Data records
--*--
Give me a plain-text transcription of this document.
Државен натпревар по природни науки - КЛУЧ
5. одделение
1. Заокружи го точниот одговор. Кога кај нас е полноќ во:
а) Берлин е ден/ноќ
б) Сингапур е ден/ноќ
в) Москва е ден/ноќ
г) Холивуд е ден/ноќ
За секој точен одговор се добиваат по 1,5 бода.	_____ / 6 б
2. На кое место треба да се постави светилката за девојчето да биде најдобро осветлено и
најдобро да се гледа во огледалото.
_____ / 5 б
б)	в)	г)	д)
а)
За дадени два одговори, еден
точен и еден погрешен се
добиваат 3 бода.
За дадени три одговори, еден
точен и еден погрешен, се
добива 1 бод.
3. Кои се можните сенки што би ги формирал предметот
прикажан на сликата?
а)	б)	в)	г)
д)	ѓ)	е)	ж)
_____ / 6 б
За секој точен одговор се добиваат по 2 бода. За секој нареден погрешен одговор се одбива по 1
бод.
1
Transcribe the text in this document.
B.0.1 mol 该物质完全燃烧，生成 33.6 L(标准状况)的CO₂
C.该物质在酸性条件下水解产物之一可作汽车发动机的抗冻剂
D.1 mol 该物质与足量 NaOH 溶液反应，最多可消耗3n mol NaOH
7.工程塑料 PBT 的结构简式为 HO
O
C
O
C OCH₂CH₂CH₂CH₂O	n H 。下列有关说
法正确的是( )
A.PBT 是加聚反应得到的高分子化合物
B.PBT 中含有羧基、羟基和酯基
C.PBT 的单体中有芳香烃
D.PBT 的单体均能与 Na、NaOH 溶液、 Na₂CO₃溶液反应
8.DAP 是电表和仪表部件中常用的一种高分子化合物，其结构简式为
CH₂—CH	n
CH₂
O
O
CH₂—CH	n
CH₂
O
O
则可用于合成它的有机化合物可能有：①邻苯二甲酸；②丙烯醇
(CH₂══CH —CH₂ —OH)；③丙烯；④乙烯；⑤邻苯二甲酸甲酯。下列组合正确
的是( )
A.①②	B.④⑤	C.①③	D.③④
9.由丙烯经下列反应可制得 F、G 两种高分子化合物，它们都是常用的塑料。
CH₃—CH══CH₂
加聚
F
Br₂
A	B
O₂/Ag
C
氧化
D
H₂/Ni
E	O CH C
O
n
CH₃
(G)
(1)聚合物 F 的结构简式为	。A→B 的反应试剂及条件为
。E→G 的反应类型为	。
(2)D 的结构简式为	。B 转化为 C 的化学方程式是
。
--*--
WHAT IS REQUIRED
Repeat all the entries word for word.

FINAL RESULT
Give me a plain-text transcription of this document.
Државен натпревар по природни науки - КЛУЧ
5. одделение
1. Заокружи го точниот одговор. Кога кај нас е полноќ во:
а) Берлин е ден/ноќ
б) Сингапур е ден/ноќ
в) Москва е ден/ноќ
г) Холивуд е ден/ноќ
За секој точен одговор се добиваат по 1,5 бода.	_____ / 6 б
2. На кое место треба да се постави светилката за девојчето да биде најдобро осветлено и
најдобро да се гледа во огледалото.
_____ / 5 б
б)	в)	г)	д)
а)
За дадени два одговори, еден
точен и еден погрешен се
добиваат 3 бода.
За дадени три одговори, еден
точен и еден погрешен, се
добива 1 бод.
3. Кои се можните сенки што би ги формирал предметот
прикажан на сликата?
а)	б)	в)	г)
д)	ѓ)	е)	ж)
_____ / 6 б
За секој точен одговор се добиваат по 2 бода. За секој нареден погрешен одговор се одбива по 1
бод.
1
Transcribe the text in this document.
B.0.1 mol 该物质完全燃烧，生成 33.6 L(标准状况)的CO₂
C.该物质在酸性条件下水解产物之一可作汽车发动机的抗冻剂
D.1 mol 该物质与足量 NaOH 溶液反应，最多可消耗3n mol NaOH
7.工程塑料 PBT 的结构简式为 HO
O
C
O
C OCH₂CH₂CH₂CH₂O	n H 。下列有关说
法正确的是( )
A.PBT 是加聚反应得到的高分子化合物
B.PBT 中含有羧基、羟基和酯基
C.PBT 的单体中有芳香烃
D.PBT 的单体均能与 Na、NaOH 溶液、 Na₂CO₃溶液反应
8.DAP 是电表和仪表部件中常用的一种高分子化合物，其结构简式为
CH₂—CH	n
CH₂
O
O
CH₂—CH	n
CH₂
O
O
则可用于合成它的有机化合物可能有：①邻苯二甲酸；②丙烯醇
(CH₂══CH —CH₂ —OH)；③丙烯；④乙烯；⑤邻苯二甲酸甲酯。下列组合正确
的是( )
A.①②	B.④⑤	C.①③	D.③④
9.由丙烯经下列反应可制得 F、G 两种高分子化合物，它们都是常用的塑料。
CH₃—CH══CH₂
加聚
F
Br₂
A	B
O₂/Ag
C
氧化
D
H₂/Ni
E	O CH C
O
n
CH₃
(G)
(1)聚合物 F 的结构简式为	。A→B 的反应试剂及条件为
。E→G 的反应类型为	。
(2)D 的结构简式为	。B 转化为 C 的化学方程式是
。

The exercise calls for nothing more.